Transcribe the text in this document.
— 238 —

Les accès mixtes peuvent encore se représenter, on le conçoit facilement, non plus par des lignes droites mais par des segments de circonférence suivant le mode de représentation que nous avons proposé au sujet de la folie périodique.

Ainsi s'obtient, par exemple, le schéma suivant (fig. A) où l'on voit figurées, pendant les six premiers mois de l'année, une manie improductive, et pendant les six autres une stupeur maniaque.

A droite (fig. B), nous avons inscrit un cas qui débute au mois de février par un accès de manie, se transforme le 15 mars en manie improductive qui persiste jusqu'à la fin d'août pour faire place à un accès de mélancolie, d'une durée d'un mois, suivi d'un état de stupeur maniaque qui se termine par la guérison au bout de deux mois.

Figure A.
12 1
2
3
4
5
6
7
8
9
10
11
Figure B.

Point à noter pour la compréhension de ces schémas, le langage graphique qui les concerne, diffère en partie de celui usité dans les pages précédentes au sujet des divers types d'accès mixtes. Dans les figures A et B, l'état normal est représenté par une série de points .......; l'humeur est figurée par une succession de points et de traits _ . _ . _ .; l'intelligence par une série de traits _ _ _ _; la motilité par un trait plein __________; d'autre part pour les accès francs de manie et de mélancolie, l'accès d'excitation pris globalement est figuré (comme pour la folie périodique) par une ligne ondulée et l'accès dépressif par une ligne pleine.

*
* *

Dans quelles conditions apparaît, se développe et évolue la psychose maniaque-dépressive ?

◆ Stated problem
Pick out each line containing "improductive" and report it.

◆ Task response
Ainsi s'obtient, par exemple, le schéma suivant (fig. A) où l'on voit figurées, pendant les six premiers mois de l'année, une manie improductive, et pendant les six autres une stupeur maniaque.
A droite (fig. B), nous avons inscrit un cas qui débute au mois de février par un accès de manie, se transforme le 15 mars en manie improductive qui persiste jusqu'à la fin d'août pour faire place à un accès de mélancolie, d'une durée d'un mois, suivi d'un état de stupeur maniaque qui se termine par la guérison au bout de deux mois.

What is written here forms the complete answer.